Challenge — Sort through the data and copy the lines holding the word "Nanjing".

Record list —
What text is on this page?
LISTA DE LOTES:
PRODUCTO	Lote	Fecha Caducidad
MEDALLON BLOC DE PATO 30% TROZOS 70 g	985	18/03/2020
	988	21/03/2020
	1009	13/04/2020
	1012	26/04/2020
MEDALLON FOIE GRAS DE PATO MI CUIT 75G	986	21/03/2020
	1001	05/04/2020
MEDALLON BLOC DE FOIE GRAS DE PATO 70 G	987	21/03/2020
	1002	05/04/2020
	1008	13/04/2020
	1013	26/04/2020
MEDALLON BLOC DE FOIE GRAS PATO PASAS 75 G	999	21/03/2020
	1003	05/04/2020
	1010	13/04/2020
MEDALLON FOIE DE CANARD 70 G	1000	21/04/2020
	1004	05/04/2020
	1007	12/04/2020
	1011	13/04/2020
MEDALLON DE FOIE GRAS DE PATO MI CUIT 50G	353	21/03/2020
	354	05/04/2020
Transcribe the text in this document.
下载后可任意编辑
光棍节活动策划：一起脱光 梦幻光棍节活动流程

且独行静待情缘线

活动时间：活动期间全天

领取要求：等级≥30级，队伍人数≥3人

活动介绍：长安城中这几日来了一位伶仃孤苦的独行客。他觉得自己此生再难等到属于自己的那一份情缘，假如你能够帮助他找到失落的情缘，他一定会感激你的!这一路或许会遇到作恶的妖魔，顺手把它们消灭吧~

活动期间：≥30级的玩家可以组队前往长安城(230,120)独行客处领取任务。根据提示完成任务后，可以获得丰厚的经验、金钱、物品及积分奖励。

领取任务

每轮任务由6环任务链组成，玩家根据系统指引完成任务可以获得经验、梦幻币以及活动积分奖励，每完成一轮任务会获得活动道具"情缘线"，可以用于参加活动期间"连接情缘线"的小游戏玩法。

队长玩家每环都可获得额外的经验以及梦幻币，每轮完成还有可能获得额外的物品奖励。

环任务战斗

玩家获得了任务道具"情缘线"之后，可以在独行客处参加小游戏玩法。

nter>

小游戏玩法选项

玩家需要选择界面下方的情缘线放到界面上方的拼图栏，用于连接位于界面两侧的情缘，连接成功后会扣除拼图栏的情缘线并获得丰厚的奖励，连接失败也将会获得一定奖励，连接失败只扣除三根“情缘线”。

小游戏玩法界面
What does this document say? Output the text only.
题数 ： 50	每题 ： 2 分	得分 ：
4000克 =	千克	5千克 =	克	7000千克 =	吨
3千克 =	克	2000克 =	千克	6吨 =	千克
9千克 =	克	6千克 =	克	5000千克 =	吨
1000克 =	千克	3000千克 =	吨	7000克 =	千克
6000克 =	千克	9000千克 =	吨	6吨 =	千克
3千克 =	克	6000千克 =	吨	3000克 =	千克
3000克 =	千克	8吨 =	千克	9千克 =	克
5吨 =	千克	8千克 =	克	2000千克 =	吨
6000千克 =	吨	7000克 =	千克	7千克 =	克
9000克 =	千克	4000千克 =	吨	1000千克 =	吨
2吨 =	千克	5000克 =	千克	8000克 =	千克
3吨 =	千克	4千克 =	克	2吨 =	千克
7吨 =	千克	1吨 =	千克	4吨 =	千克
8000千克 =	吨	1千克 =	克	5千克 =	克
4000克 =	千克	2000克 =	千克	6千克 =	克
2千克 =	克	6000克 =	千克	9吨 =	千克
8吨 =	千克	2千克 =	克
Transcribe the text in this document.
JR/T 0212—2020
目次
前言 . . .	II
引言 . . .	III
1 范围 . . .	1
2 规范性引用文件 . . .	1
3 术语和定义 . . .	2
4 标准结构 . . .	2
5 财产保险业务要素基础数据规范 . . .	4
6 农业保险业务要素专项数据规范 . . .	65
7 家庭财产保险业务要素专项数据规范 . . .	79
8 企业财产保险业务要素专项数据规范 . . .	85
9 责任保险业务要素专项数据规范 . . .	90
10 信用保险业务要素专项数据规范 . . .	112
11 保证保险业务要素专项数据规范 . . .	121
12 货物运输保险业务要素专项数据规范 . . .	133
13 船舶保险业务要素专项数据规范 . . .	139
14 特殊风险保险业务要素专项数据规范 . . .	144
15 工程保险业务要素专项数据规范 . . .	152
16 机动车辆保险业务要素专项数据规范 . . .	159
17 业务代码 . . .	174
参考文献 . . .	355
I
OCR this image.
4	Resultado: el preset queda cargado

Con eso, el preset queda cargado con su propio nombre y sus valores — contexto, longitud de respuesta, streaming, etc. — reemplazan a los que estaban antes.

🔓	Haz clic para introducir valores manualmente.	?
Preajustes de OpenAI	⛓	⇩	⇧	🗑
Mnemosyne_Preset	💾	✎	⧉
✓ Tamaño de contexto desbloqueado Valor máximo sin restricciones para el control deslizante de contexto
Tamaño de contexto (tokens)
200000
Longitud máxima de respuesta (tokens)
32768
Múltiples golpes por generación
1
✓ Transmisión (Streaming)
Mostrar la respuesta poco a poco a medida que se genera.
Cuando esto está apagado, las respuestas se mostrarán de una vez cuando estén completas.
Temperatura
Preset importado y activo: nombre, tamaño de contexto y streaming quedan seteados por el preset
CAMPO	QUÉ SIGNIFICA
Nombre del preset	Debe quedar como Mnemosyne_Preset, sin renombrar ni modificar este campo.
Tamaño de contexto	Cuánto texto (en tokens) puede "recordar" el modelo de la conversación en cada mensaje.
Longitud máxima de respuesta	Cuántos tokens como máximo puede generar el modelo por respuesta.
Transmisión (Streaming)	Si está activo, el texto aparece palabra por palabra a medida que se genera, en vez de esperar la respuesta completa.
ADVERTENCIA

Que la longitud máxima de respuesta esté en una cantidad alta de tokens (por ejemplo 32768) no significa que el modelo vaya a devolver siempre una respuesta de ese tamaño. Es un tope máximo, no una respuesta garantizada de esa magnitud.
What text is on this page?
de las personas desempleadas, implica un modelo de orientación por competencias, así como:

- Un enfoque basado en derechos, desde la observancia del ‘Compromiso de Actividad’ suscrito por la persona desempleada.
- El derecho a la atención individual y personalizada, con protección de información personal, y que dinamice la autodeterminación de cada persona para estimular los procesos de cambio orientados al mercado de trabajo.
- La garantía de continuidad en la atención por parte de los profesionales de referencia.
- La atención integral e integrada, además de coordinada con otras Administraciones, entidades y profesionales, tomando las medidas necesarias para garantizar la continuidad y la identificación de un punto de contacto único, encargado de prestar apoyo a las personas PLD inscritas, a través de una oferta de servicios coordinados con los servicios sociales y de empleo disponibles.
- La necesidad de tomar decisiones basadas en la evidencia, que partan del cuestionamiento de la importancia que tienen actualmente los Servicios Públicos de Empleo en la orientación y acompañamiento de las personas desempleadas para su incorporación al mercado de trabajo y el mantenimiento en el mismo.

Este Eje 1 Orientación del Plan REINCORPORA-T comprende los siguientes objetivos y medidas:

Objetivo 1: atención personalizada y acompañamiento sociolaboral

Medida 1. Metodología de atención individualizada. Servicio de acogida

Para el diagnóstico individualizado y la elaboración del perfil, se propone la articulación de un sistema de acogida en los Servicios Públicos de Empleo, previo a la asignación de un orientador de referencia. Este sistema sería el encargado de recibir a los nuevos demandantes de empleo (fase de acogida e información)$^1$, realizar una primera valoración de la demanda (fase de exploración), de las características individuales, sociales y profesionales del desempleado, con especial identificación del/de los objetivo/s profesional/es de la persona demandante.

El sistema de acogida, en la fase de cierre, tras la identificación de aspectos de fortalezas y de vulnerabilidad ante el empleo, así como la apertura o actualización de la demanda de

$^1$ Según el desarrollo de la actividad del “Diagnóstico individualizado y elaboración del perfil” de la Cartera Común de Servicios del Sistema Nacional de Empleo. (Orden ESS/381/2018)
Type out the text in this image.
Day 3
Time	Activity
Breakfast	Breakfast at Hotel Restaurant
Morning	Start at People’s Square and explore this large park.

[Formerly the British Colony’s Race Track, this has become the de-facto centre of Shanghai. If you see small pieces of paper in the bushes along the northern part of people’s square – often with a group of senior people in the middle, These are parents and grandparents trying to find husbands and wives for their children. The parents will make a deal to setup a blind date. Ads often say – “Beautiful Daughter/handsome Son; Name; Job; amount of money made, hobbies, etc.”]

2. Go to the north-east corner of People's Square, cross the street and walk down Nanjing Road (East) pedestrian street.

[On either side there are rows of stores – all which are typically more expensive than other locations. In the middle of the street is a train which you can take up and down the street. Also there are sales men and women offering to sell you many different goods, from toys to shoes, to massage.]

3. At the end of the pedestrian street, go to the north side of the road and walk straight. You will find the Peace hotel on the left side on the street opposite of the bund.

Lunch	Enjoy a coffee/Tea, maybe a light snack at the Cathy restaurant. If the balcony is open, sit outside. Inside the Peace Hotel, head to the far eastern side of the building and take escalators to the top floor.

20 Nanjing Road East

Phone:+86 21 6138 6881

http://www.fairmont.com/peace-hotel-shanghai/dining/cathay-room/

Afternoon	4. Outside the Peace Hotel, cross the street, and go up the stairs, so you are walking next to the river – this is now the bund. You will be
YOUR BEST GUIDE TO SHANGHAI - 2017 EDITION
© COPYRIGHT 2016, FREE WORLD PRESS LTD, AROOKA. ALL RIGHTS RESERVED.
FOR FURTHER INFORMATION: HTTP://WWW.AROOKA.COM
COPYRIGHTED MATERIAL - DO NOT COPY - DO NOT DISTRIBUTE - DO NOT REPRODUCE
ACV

Result of the task —
2. Go to the north-east corner of People's Square, cross the street and walk down Nanjing Road (East) pedestrian street.
20 Nanjing Road East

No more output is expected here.